BRIEF
Search the data for the word "icon". Reproduce every line where it is found.

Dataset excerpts
########
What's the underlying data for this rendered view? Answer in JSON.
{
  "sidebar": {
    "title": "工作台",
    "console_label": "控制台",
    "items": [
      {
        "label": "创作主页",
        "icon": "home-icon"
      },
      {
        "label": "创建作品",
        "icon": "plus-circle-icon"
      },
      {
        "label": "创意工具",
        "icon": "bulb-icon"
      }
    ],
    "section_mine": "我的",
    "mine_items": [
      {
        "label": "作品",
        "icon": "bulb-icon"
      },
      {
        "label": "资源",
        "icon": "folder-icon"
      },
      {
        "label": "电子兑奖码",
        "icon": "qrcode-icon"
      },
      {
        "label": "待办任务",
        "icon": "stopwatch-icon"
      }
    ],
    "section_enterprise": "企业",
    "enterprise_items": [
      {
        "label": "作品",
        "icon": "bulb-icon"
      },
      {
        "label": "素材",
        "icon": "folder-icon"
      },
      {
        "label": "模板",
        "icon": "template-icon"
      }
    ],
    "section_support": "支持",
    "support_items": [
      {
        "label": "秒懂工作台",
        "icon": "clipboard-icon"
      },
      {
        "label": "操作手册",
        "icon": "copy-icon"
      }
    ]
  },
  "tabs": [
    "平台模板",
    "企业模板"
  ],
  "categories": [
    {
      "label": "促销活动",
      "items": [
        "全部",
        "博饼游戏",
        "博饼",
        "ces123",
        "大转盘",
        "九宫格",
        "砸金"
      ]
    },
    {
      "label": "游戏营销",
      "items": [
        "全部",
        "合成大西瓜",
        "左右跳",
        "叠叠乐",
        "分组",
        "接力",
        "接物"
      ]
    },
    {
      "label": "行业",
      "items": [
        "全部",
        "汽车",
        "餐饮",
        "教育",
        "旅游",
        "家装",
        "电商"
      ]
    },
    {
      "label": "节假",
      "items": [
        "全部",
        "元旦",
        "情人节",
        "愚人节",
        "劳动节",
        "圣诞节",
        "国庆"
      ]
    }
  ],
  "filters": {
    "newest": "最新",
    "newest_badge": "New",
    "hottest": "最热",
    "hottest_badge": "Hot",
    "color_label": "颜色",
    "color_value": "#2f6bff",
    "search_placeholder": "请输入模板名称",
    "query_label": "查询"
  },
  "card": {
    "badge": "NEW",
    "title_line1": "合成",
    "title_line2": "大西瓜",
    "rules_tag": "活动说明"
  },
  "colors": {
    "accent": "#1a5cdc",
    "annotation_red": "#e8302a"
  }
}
########
SOLUTION TO THIS PROBLEM
        "icon": "home-icon"
        "icon": "plus-circle-icon"
        "icon": "bulb-icon"
        "icon": "bulb-icon"
        "icon": "folder-icon"
        "icon": "qrcode-icon"
        "icon": "stopwatch-icon"
        "icon": "bulb-icon"
        "icon": "folder-icon"
        "icon": "template-icon"
        "icon": "clipboard-icon"
        "icon": "copy-icon"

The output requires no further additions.